Aim of the task: Quote each line of the material verbatim, without the pictures.

Stored data:
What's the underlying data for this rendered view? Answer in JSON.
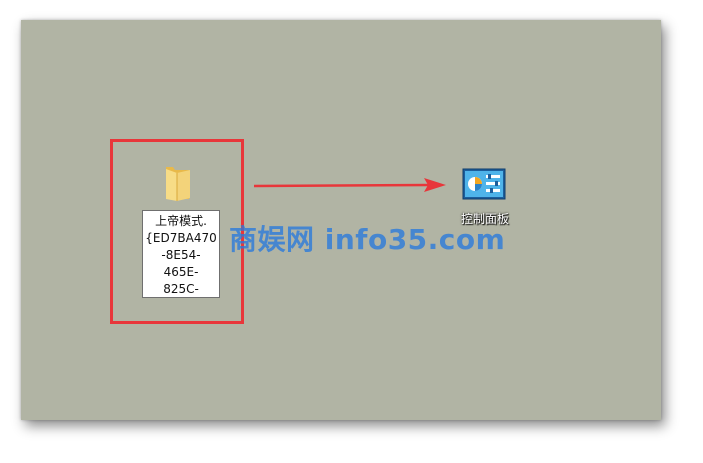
{
  "desktop": {
    "background_color": "#b1b4a4",
    "folder": {
      "icon": "folder-icon",
      "rename_lines": [
        "上帝模式.",
        "{ED7BA470",
        "-8E54-",
        "465E-",
        "825C-"
      ]
    },
    "control_panel": {
      "icon": "control-panel-icon",
      "label": "控制面板"
    },
    "annotation": {
      "box_color": "#e8363a",
      "arrow_color": "#e8363a"
    }
  },
  "watermark": {
    "text": "商娱网 info35.com",
    "color": "#2878dc"
  }
}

Task result:
What's the underlying data for this rendered view? Answer in JSON.
{
  "desktop": {
    "background_color": "#b1b4a4",
    "folder": {
      "icon": "folder-icon",
      "rename_lines": [
        "上帝模式.",
        "{ED7BA470",
        "-8E54-",
        "465E-",
        "825C-"
      ]
    },
    "control_panel": {
      "icon": "control-panel-icon",
      "label": "控制面板"
    },
    "annotation": {
      "box_color": "#e8363a",
      "arrow_color": "#e8363a"
    }
  },
  "watermark": {
    "text": "商娱网 info35.com",
    "color": "#2878dc"
  }
}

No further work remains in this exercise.